#### DO THIS:
What is needed here is an exact copy of every entry.
:: RAW RECORDS ::
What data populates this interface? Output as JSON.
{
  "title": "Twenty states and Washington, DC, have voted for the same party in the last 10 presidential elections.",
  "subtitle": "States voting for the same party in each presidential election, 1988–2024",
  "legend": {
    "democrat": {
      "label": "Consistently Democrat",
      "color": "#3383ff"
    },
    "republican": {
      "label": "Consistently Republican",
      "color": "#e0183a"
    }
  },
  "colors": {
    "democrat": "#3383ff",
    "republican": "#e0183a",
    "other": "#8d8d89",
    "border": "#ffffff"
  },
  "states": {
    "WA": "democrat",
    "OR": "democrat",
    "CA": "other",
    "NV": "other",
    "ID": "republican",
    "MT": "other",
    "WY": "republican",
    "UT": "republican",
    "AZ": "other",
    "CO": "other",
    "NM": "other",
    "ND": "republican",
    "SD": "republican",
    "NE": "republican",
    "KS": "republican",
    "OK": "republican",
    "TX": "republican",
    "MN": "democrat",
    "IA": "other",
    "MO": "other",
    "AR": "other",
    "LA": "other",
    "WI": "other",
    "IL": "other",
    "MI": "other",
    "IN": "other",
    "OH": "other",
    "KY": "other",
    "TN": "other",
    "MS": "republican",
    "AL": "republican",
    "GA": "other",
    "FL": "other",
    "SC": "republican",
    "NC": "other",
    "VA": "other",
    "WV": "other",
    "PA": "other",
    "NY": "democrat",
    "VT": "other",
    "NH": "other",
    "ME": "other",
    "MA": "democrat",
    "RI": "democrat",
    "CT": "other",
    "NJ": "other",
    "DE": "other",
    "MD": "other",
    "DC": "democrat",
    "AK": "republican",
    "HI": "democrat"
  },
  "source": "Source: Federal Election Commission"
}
:::
#### ANSWER:
What data populates this interface? Output as JSON.
{
  "title": "Twenty states and Washington, DC, have voted for the same party in the last 10 presidential elections.",
  "subtitle": "States voting for the same party in each presidential election, 1988–2024",
  "legend": {
    "democrat": {
      "label": "Consistently Democrat",
      "color": "#3383ff"
    },
    "republican": {
      "label": "Consistently Republican",
      "color": "#e0183a"
    }
  },
  "colors": {
    "democrat": "#3383ff",
    "republican": "#e0183a",
    "other": "#8d8d89",
    "border": "#ffffff"
  },
  "states": {
    "WA": "democrat",
    "OR": "democrat",
    "CA": "other",
    "NV": "other",
    "ID": "republican",
    "MT": "other",
    "WY": "republican",
    "UT": "republican",
    "AZ": "other",
    "CO": "other",
    "NM": "other",
    "ND": "republican",
    "SD": "republican",
    "NE": "republican",
    "KS": "republican",
    "OK": "republican",
    "TX": "republican",
    "MN": "democrat",
    "IA": "other",
    "MO": "other",
    "AR": "other",
    "LA": "other",
    "WI": "other",
    "IL": "other",
    "MI": "other",
    "IN": "other",
    "OH": "other",
    "KY": "other",
    "TN": "other",
    "MS": "republican",
    "AL": "republican",
    "GA": "other",
    "FL": "other",
    "SC": "republican",
    "NC": "other",
    "VA": "other",
    "WV": "other",
    "PA": "other",
    "NY": "democrat",
    "VT": "other",
    "NH": "other",
    "ME": "other",
    "MA": "democrat",
    "RI": "democrat",
    "CT": "other",
    "NJ": "other",
    "DE": "other",
    "MD": "other",
    "DC": "democrat",
    "AK": "republican",
    "HI": "democrat"
  },
  "source": "Source: Federal Election Commission"
}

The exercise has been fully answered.